> Exercise requirements
Reproduce the listing word for word, leaving every picture behind.

☆ ☆ ☆ ☆

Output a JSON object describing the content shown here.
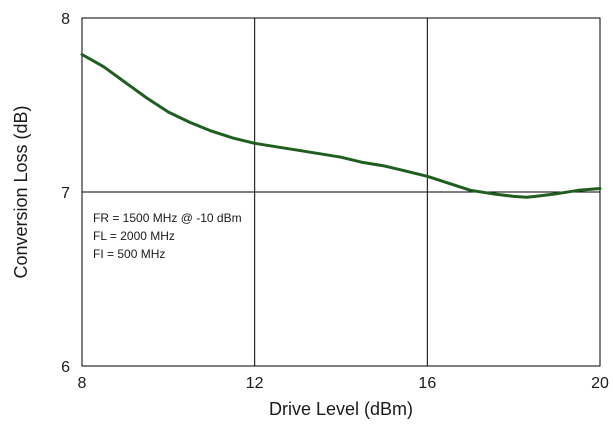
{
  "chart_data": {
    "type": "line",
    "xlabel": "Drive Level (dBm)",
    "ylabel": "Conversion Loss (dB)",
    "xlim": [
      8,
      20
    ],
    "ylim": [
      6,
      8
    ],
    "x_ticks": [
      "8",
      "12",
      "16",
      "20"
    ],
    "y_ticks": [
      "6",
      "7",
      "8"
    ],
    "grid": true,
    "annotations": [
      "FR = 1500 MHz @ -10 dBm",
      "FL = 2000 MHz",
      "FI = 500 MHz"
    ],
    "series": [
      {
        "color": "#1f5e1f",
        "x": [
          8.0,
          8.5,
          9.0,
          9.5,
          10.0,
          10.5,
          11.0,
          11.5,
          12.0,
          12.5,
          13.0,
          13.5,
          14.0,
          14.5,
          15.0,
          15.5,
          16.0,
          16.5,
          17.0,
          17.5,
          18.0,
          18.3,
          18.5,
          19.0,
          19.5,
          20.0
        ],
        "y": [
          7.79,
          7.72,
          7.63,
          7.54,
          7.46,
          7.4,
          7.35,
          7.31,
          7.28,
          7.26,
          7.24,
          7.22,
          7.2,
          7.17,
          7.15,
          7.12,
          7.09,
          7.05,
          7.01,
          6.99,
          6.975,
          6.97,
          6.975,
          6.99,
          7.01,
          7.02
        ]
      }
    ]
  }
}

☆ ☆ ☆ ☆

> Answer to this task
Output a JSON object describing the content shown here.
{
  "chart_data": {
    "type": "line",
    "xlabel": "Drive Level (dBm)",
    "ylabel": "Conversion Loss (dB)",
    "xlim": [
      8,
      20
    ],
    "ylim": [
      6,
      8
    ],
    "x_ticks": [
      "8",
      "12",
      "16",
      "20"
    ],
    "y_ticks": [
      "6",
      "7",
      "8"
    ],
    "grid": true,
    "annotations": [
      "FR = 1500 MHz @ -10 dBm",
      "FL = 2000 MHz",
      "FI = 500 MHz"
    ],
    "series": [
      {
        "color": "#1f5e1f",
        "x": [
          8.0,
          8.5,
          9.0,
          9.5,
          10.0,
          10.5,
          11.0,
          11.5,
          12.0,
          12.5,
          13.0,
          13.5,
          14.0,
          14.5,
          15.0,
          15.5,
          16.0,
          16.5,
          17.0,
          17.5,
          18.0,
          18.3,
          18.5,
          19.0,
          19.5,
          20.0
        ],
        "y": [
          7.79,
          7.72,
          7.63,
          7.54,
          7.46,
          7.4,
          7.35,
          7.31,
          7.28,
          7.26,
          7.24,
          7.22,
          7.2,
          7.17,
          7.15,
          7.12,
          7.09,
          7.05,
          7.01,
          6.99,
          6.975,
          6.97,
          6.975,
          6.99,
          7.01,
          7.02
        ]
      }
    ]
  }
}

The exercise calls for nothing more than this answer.